— START DATA EXTRACT —
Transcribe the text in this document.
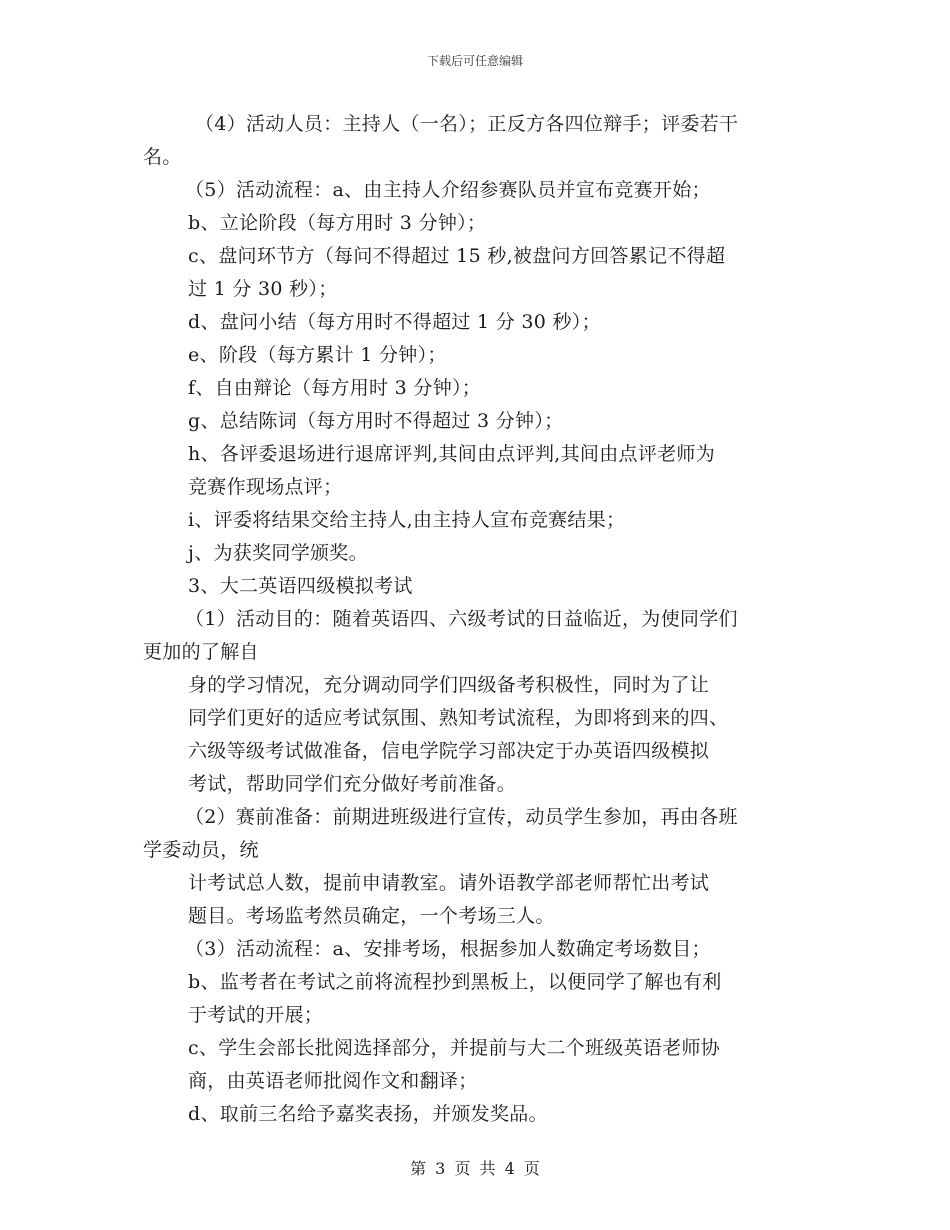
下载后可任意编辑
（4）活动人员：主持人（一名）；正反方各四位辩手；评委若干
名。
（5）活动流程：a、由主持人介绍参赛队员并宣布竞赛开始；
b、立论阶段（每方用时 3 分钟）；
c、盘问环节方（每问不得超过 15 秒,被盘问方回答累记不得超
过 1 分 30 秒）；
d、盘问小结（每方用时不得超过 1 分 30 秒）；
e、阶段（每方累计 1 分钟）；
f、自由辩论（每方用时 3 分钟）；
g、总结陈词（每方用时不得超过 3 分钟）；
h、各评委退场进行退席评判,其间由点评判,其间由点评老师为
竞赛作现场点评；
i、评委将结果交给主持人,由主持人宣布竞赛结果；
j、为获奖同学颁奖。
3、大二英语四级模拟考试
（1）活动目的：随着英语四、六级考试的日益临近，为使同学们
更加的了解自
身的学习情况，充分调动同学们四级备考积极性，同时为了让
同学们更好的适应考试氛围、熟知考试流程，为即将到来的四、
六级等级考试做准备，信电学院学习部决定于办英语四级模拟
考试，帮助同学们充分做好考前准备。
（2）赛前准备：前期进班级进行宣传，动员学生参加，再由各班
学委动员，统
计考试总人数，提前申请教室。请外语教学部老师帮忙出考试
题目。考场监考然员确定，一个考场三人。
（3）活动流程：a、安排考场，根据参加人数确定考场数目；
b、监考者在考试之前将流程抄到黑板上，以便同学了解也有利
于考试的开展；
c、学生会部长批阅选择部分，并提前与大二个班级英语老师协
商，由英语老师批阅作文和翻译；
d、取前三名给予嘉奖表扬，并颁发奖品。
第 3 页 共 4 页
— END DATA EXTRACT —
— START DATA EXTRACT —
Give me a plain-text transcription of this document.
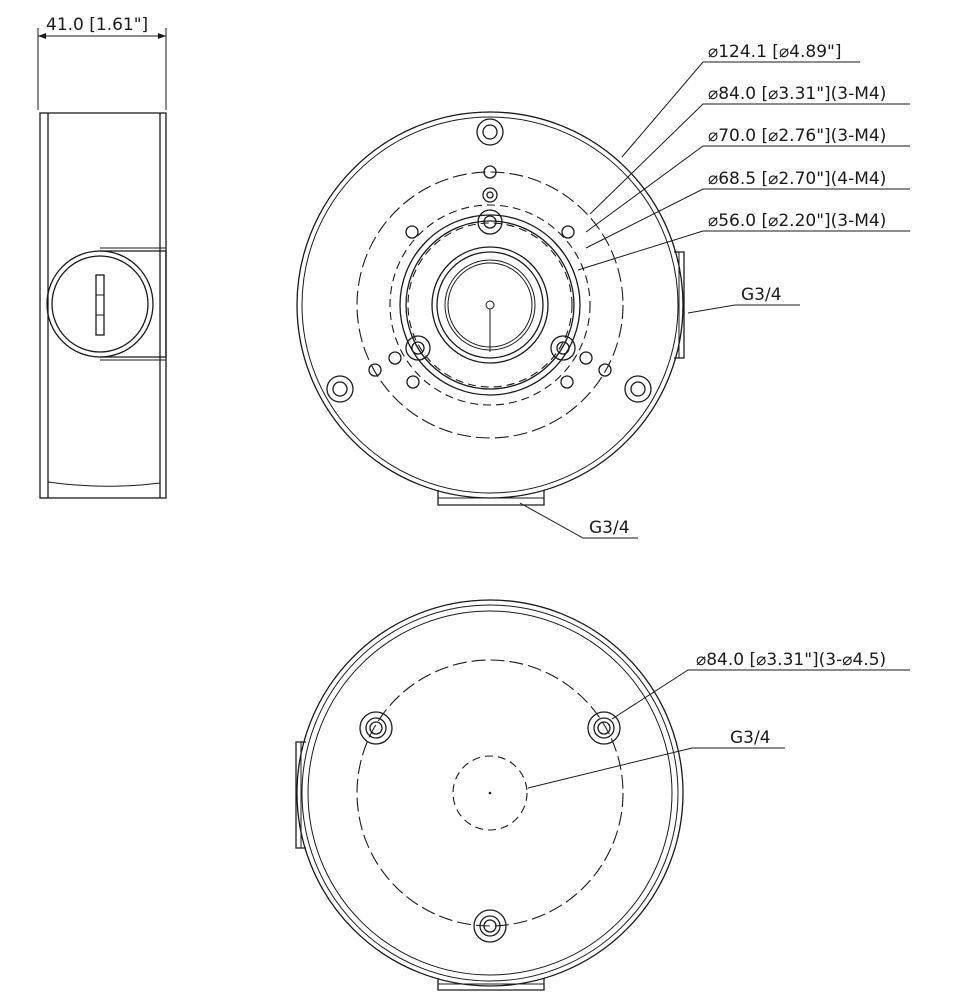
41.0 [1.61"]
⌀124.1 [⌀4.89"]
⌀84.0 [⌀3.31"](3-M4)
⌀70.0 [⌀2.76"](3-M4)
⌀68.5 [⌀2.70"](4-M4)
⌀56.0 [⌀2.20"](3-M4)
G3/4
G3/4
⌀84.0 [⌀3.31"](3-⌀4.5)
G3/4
— END DATA EXTRACT —
> _WORK TO BE COMPLETED_
Copy out every line from the data above that has "document" in it.

> _WORKED SOLUTION_
Transcribe the text in this document.
Give me a plain-text transcription of this document.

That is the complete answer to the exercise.